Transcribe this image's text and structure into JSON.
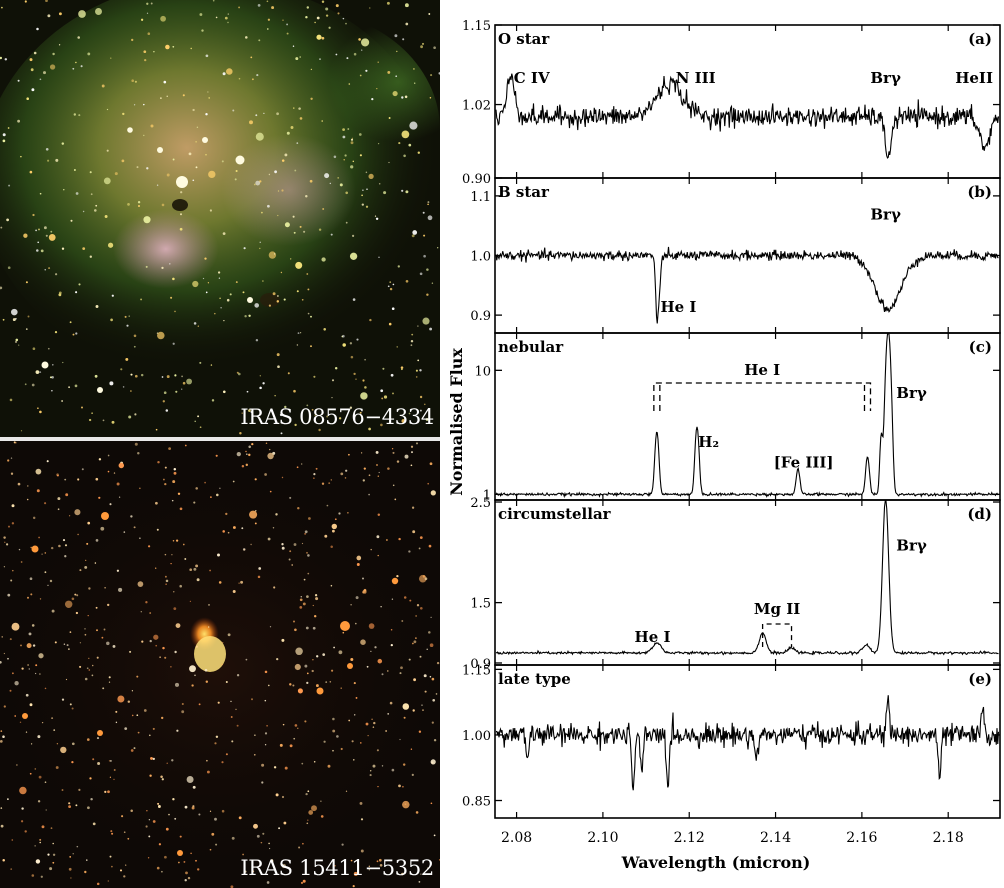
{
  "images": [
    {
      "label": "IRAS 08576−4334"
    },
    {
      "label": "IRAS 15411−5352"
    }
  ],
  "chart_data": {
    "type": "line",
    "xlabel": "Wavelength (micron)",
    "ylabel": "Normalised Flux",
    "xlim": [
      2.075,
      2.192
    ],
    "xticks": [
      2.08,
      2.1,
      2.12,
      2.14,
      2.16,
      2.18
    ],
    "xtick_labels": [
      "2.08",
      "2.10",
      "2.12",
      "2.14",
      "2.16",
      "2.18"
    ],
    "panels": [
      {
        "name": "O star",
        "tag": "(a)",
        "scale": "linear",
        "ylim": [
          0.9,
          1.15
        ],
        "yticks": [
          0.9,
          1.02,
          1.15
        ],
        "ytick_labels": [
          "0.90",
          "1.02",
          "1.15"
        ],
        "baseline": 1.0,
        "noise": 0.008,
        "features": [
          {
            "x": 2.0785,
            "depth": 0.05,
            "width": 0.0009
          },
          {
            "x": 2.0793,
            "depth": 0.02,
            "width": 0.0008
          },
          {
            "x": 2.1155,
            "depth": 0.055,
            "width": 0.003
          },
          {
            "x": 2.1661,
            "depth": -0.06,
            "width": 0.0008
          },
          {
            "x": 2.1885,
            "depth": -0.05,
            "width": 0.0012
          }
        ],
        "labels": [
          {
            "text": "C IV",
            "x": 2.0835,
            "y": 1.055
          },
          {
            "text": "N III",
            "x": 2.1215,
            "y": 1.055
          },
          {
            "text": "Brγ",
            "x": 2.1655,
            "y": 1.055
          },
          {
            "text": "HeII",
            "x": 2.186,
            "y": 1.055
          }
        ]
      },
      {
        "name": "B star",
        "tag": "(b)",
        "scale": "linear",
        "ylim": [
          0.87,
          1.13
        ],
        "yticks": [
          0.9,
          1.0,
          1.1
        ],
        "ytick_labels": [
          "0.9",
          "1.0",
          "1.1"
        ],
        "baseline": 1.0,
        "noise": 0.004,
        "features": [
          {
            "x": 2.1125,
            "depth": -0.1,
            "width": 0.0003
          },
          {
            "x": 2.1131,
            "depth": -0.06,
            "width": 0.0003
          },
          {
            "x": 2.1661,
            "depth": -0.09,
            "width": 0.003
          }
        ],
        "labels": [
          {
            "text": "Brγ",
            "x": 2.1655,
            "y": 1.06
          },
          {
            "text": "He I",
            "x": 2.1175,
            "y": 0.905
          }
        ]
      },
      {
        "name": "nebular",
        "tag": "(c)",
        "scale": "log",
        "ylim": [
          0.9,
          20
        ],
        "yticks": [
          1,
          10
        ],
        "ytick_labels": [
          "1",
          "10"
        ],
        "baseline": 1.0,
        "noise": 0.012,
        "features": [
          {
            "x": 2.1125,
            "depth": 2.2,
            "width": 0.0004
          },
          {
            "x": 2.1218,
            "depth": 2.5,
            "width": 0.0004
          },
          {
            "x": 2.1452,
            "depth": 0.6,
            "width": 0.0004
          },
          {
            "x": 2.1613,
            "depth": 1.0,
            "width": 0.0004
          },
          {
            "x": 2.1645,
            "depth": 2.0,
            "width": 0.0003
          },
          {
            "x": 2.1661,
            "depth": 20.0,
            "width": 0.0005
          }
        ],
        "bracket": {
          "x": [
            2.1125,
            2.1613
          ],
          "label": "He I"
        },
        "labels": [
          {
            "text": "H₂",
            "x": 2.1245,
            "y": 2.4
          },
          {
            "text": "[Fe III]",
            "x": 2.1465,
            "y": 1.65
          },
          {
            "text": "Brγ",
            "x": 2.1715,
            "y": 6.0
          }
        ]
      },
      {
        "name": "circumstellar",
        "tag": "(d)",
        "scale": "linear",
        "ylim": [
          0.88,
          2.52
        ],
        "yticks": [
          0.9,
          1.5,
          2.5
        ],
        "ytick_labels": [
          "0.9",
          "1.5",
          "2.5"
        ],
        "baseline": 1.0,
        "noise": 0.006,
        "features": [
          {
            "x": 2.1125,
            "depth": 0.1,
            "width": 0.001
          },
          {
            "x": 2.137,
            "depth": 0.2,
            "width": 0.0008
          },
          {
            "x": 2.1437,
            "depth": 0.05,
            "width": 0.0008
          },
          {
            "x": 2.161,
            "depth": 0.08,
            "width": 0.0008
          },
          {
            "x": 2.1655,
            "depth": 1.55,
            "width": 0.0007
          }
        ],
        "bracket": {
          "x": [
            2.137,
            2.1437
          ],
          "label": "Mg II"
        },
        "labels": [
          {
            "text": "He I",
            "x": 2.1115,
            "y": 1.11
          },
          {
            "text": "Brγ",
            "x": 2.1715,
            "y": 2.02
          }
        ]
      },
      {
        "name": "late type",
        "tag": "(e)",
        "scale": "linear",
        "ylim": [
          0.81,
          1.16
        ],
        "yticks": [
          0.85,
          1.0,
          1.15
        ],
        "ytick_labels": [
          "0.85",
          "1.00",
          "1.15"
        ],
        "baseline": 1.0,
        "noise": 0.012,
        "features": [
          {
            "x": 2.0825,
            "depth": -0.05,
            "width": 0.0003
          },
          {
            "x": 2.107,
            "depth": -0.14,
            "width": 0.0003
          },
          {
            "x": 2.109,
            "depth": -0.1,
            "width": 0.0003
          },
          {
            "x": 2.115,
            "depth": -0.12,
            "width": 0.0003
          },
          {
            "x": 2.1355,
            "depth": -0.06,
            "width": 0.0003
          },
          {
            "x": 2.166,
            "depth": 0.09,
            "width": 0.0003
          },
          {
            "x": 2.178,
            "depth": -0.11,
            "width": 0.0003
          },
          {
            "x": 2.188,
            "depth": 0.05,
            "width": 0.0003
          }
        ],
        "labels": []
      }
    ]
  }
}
--
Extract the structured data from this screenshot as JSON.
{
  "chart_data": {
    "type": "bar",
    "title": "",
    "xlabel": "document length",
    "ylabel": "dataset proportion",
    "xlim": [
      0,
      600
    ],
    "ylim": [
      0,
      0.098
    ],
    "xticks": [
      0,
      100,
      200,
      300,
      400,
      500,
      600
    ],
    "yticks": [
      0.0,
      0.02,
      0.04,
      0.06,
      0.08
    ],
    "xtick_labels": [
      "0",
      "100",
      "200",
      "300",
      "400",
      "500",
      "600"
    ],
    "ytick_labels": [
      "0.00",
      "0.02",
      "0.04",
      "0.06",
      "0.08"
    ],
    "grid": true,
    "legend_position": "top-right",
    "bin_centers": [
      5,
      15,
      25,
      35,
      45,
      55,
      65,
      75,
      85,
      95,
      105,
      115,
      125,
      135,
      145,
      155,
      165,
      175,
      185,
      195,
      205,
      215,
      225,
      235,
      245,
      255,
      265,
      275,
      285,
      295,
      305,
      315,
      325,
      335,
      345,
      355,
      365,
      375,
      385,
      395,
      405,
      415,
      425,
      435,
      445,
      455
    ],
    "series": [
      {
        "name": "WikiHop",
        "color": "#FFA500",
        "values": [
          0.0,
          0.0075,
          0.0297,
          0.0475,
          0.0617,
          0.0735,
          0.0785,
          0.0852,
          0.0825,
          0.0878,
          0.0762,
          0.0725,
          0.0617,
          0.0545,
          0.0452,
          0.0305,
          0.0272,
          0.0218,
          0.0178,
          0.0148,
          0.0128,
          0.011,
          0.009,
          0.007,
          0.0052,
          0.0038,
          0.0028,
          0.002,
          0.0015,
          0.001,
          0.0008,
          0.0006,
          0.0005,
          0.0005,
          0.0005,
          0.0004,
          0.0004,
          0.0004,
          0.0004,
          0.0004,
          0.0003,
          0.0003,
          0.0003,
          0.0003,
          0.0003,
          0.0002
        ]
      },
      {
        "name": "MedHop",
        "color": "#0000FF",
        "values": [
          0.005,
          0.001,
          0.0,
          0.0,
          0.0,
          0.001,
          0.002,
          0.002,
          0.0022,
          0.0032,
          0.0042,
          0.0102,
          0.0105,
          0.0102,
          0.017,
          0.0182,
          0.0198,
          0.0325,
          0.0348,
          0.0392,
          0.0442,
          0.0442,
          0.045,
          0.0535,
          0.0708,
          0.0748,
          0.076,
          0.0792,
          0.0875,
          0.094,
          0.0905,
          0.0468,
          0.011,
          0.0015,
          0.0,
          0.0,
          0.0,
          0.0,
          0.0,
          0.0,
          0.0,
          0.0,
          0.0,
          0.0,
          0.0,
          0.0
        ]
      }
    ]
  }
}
* * *
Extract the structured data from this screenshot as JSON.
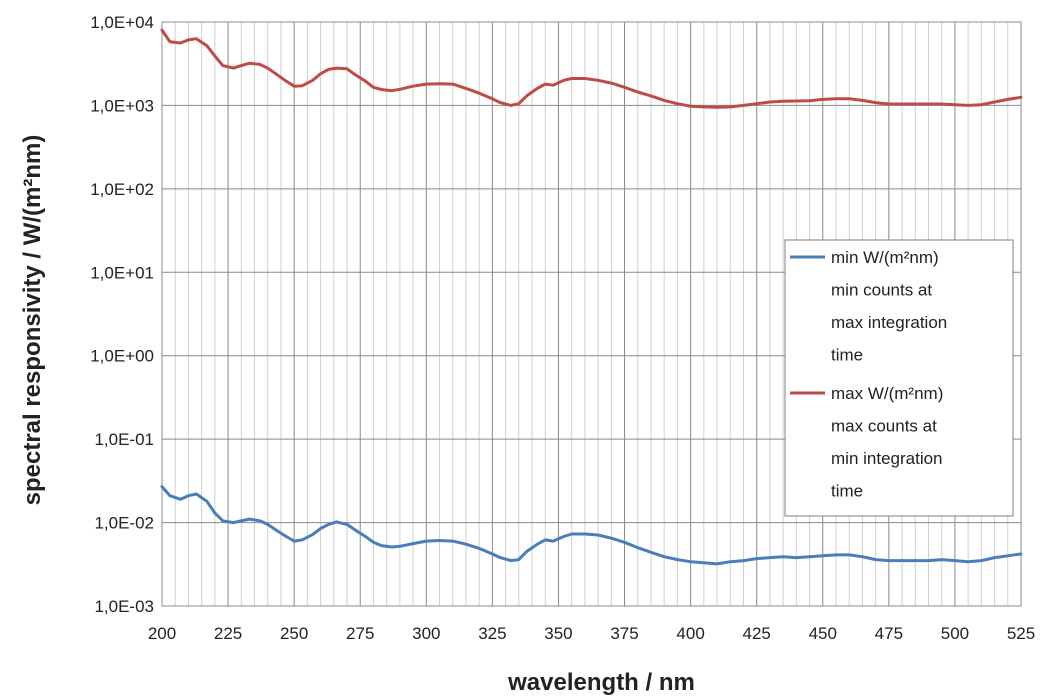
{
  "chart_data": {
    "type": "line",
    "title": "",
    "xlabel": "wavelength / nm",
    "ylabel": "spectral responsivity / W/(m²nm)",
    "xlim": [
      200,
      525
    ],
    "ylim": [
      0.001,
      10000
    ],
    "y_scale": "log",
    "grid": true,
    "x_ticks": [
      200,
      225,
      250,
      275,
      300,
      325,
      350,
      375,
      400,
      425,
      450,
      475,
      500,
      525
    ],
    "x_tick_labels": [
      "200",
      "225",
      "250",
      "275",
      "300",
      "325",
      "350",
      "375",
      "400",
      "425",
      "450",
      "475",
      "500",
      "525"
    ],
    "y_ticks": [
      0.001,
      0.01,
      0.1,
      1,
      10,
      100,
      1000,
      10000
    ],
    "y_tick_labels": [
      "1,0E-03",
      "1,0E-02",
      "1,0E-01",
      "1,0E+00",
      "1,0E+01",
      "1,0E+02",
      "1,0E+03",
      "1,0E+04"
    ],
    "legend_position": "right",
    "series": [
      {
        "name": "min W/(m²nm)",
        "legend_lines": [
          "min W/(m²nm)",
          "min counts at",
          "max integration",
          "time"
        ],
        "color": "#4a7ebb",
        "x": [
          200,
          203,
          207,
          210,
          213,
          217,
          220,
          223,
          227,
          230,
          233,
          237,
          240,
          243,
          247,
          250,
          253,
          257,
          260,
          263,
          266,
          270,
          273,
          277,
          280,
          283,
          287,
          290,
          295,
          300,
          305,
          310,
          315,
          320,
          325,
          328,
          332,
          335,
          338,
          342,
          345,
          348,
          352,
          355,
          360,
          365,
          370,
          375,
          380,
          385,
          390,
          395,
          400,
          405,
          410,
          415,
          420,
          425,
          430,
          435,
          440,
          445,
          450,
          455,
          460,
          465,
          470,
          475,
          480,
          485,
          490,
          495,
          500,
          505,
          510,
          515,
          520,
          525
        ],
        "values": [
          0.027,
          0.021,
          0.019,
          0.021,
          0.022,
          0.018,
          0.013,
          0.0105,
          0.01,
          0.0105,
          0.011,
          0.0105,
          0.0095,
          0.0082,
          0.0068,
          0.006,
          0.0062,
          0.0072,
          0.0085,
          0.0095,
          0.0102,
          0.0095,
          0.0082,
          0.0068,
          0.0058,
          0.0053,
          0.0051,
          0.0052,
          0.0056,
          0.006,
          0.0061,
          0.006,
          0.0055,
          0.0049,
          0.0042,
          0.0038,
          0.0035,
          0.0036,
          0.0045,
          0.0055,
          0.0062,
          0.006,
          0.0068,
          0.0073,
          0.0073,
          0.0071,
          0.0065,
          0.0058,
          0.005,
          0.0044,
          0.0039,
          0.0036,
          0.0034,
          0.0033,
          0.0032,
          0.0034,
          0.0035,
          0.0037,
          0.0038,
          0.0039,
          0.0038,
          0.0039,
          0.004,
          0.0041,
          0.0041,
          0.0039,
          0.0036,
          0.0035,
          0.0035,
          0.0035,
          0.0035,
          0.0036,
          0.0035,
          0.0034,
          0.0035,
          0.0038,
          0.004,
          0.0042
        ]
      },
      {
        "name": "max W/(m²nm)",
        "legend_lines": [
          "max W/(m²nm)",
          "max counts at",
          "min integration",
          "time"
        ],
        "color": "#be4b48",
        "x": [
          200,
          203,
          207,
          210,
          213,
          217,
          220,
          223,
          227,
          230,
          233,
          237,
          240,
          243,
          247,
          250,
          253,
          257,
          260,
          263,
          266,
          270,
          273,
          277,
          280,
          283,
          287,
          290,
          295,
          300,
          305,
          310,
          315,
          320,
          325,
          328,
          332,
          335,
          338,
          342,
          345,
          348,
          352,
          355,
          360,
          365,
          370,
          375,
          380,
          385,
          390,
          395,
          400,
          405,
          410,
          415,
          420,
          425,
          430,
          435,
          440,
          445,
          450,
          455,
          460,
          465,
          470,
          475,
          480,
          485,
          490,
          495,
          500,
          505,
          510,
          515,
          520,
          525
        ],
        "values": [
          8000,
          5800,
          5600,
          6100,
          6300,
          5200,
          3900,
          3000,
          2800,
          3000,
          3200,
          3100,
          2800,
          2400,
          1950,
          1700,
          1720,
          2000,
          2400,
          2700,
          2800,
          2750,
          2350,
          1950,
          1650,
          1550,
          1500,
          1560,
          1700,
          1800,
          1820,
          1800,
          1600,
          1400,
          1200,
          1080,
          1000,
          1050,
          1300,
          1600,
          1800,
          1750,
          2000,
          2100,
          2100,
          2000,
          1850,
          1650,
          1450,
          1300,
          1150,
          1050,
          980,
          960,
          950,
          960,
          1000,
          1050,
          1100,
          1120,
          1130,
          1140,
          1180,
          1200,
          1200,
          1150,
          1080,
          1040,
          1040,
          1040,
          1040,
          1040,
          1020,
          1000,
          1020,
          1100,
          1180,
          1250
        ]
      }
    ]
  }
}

**Exercise prompt**.
Find every line in the records that contains the word "noise"; copy those lines.

**Finished exercise**.
        "noise": 0.008,
        "noise": 0.004,
        "noise": 0.012,
        "noise": 0.006,
        "noise": 0.012,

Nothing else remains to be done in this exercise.